----- EXTRACTED RECORDS -----
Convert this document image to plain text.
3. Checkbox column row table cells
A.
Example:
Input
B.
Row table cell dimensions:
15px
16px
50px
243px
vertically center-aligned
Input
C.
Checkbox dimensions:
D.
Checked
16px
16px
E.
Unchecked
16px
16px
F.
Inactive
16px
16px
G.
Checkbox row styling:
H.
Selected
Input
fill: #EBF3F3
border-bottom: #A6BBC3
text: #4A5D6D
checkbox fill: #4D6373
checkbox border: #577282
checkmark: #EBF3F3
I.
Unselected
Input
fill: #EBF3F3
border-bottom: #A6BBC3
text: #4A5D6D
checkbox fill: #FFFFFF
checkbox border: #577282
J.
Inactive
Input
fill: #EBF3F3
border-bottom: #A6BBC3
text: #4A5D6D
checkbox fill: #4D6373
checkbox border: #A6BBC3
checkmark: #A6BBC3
-----
Would you mind giving all the records again exactly?

(ANSWER TO THIS EXERCISE)
Convert this document image to plain text.
3. Checkbox column row table cells
A.
Example:
Input
B.
Row table cell dimensions:
15px
16px
50px
243px
vertically center-aligned
Input
C.
Checkbox dimensions:
D.
Checked
16px
16px
E.
Unchecked
16px
16px
F.
Inactive
16px
16px
G.
Checkbox row styling:
H.
Selected
Input
fill: #EBF3F3
border-bottom: #A6BBC3
text: #4A5D6D
checkbox fill: #4D6373
checkbox border: #577282
checkmark: #EBF3F3
I.
Unselected
Input
fill: #EBF3F3
border-bottom: #A6BBC3
text: #4A5D6D
checkbox fill: #FFFFFF
checkbox border: #577282
J.
Inactive
Input
fill: #EBF3F3
border-bottom: #A6BBC3
text: #4A5D6D
checkbox fill: #4D6373
checkbox border: #A6BBC3
checkmark: #A6BBC3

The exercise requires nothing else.